◆ Data:
______

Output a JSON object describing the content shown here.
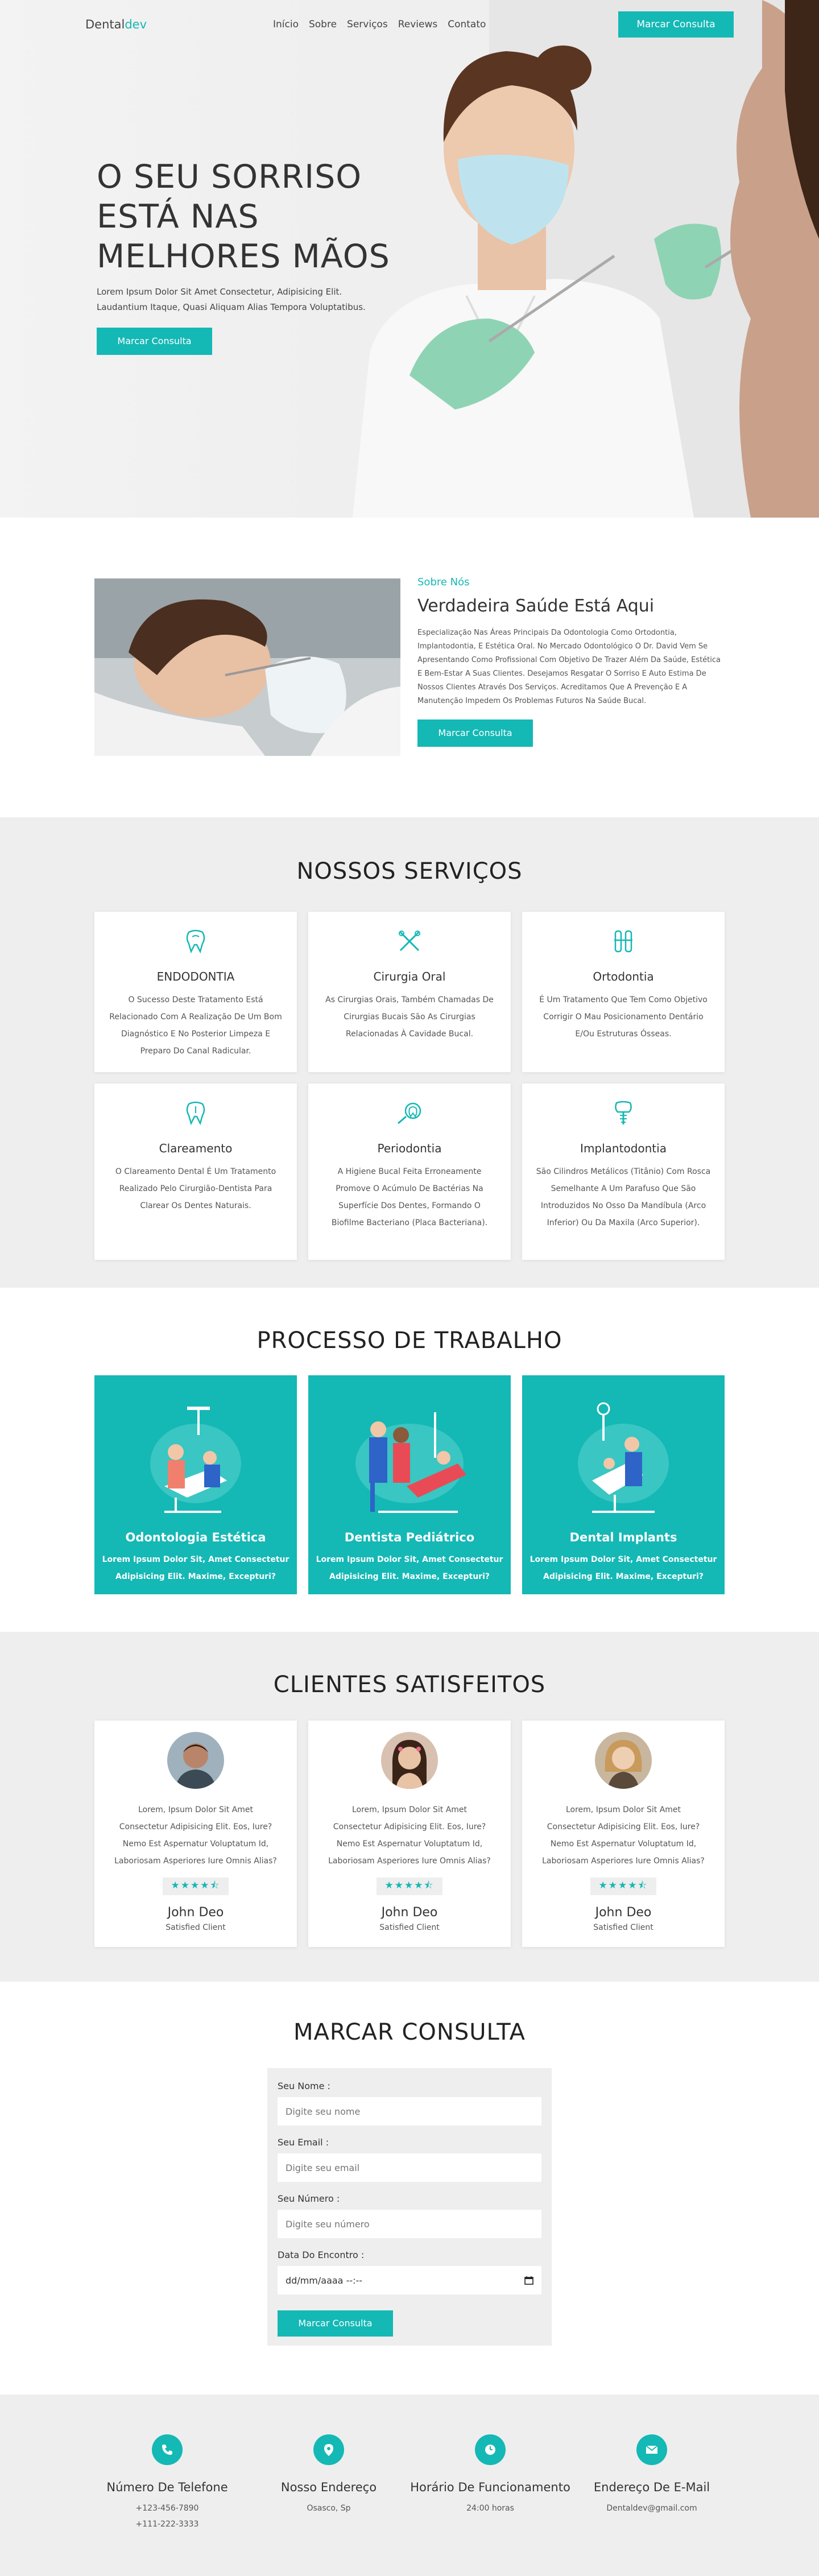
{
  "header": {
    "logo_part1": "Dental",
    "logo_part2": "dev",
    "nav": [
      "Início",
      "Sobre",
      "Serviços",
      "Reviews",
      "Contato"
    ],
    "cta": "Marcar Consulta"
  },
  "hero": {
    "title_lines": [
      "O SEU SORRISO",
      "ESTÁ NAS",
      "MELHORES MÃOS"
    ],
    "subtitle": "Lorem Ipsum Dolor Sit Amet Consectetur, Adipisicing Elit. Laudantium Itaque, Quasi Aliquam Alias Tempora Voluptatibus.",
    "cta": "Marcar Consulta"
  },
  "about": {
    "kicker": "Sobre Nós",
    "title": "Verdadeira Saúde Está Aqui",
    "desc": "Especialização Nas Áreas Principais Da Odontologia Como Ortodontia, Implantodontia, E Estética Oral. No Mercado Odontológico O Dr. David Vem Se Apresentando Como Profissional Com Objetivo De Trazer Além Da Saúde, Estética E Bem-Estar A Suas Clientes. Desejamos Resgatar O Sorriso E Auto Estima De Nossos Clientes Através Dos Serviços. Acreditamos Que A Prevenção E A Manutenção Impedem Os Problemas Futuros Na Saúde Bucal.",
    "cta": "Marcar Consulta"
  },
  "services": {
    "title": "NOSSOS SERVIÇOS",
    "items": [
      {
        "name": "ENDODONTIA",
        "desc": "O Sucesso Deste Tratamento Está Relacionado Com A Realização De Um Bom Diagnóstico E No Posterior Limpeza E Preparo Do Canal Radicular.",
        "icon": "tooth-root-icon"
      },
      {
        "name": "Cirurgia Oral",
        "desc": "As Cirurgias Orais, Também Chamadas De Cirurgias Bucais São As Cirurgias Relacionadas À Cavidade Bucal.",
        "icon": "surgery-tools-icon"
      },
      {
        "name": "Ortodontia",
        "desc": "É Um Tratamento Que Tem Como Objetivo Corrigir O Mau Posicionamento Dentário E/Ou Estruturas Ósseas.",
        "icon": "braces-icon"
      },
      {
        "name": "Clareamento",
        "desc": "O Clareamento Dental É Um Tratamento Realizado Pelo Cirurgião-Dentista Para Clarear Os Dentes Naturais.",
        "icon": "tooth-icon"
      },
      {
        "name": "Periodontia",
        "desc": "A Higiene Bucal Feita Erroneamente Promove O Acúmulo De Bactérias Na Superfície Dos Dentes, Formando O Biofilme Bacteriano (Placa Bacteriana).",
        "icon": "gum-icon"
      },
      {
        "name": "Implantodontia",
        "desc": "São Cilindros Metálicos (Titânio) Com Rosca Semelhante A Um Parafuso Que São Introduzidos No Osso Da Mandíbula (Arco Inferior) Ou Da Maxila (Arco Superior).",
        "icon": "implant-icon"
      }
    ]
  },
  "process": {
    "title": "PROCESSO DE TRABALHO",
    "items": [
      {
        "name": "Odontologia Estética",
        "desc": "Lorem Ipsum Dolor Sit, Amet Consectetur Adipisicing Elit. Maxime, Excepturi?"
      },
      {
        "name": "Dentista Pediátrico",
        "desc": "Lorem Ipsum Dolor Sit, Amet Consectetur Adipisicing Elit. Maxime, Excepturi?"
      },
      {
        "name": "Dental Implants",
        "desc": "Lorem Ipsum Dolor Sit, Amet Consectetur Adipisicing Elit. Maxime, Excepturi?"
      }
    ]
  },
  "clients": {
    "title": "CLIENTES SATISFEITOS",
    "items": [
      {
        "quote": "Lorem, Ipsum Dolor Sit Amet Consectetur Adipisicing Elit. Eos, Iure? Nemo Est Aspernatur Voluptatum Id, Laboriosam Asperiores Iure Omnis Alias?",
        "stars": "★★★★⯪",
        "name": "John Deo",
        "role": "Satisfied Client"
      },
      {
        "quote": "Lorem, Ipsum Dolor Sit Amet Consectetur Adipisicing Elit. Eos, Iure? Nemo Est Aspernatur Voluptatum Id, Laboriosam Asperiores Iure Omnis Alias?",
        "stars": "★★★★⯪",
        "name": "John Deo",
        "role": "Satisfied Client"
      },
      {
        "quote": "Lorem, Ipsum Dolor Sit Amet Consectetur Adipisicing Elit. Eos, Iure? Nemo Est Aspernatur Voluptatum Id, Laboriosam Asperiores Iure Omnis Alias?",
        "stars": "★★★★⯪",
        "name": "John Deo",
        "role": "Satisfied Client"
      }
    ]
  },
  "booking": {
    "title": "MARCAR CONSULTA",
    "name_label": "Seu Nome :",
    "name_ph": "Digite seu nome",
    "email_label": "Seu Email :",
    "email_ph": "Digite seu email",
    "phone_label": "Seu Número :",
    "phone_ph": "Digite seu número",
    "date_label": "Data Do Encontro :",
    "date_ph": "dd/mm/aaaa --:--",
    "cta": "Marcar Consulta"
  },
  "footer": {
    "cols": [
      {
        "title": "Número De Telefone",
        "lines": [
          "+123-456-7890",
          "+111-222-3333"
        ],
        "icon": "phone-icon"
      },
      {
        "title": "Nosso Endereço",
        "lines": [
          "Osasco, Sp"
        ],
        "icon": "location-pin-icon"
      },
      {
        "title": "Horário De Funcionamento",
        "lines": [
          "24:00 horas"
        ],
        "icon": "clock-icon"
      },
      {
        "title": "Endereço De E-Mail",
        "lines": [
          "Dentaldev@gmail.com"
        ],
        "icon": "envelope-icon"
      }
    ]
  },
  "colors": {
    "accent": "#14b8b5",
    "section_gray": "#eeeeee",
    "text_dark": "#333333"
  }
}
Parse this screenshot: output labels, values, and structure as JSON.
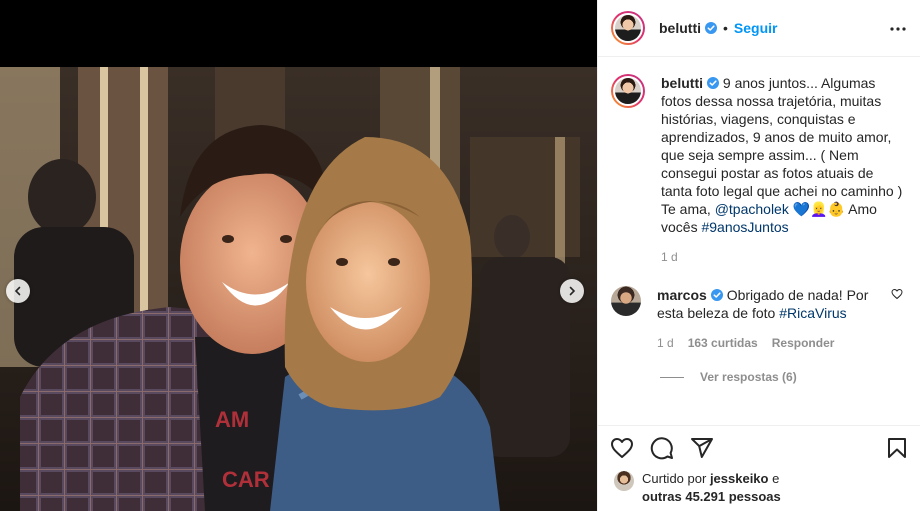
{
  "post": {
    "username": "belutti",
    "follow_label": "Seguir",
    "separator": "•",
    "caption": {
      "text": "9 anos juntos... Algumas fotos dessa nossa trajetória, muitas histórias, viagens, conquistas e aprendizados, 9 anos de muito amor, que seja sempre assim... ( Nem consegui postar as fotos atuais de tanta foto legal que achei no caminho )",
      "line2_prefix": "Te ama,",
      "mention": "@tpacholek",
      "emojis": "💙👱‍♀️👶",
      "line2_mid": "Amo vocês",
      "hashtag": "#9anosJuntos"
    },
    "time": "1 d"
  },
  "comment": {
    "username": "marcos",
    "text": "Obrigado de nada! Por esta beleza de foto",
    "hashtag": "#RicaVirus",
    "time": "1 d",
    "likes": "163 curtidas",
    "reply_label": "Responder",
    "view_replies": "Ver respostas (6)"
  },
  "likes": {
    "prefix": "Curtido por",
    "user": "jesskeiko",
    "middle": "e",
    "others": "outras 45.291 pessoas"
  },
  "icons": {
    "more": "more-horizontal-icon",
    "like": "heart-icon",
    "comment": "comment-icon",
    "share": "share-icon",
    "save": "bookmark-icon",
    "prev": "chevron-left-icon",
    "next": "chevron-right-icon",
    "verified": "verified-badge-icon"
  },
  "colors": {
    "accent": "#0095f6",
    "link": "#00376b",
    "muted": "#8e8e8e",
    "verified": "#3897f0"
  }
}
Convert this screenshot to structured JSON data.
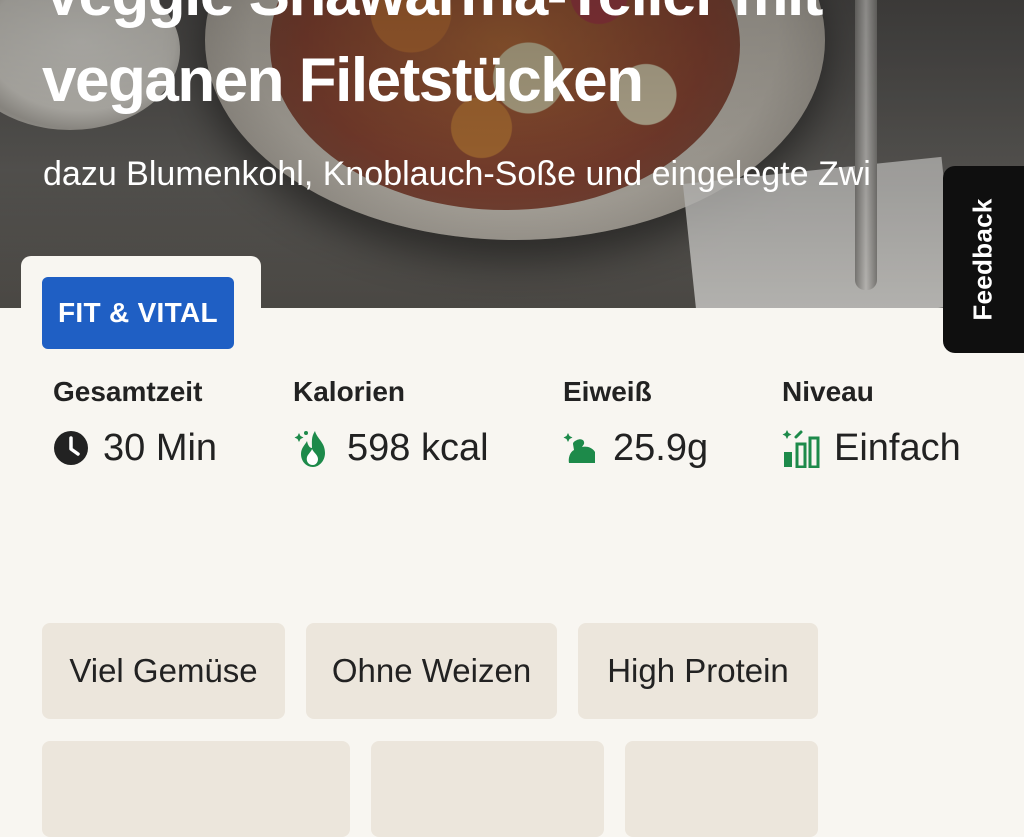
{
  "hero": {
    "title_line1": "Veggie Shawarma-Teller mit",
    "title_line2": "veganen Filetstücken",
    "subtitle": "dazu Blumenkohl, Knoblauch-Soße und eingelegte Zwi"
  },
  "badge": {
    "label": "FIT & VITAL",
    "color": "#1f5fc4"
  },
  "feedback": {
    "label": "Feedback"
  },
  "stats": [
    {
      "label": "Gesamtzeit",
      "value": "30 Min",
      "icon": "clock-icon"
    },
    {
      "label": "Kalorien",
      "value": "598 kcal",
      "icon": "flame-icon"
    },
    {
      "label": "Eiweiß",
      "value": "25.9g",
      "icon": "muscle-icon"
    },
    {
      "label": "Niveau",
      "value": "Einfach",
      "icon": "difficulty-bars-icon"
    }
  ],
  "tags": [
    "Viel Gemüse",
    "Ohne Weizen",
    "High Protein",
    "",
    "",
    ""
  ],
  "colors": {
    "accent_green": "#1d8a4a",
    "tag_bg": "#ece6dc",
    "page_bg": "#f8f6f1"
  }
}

______

◆ What the exercise asks: All that is required is an exact reproduction of the lines from the one containing "Convert this screenshot" to the final line of the listing above, pictures omitted.

◆ Solution:
Convert this screenshot to structured JSON data.
{
  "hero": {
    "title_line1": "Veggie Shawarma-Teller mit",
    "title_line2": "veganen Filetstücken",
    "subtitle": "dazu Blumenkohl, Knoblauch-Soße und eingelegte Zwi"
  },
  "badge": {
    "label": "FIT & VITAL",
    "color": "#1f5fc4"
  },
  "feedback": {
    "label": "Feedback"
  },
  "stats": [
    {
      "label": "Gesamtzeit",
      "value": "30 Min",
      "icon": "clock-icon"
    },
    {
      "label": "Kalorien",
      "value": "598 kcal",
      "icon": "flame-icon"
    },
    {
      "label": "Eiweiß",
      "value": "25.9g",
      "icon": "muscle-icon"
    },
    {
      "label": "Niveau",
      "value": "Einfach",
      "icon": "difficulty-bars-icon"
    }
  ],
  "tags": [
    "Viel Gemüse",
    "Ohne Weizen",
    "High Protein",
    "",
    "",
    ""
  ],
  "colors": {
    "accent_green": "#1d8a4a",
    "tag_bg": "#ece6dc",
    "page_bg": "#f8f6f1"
  }
}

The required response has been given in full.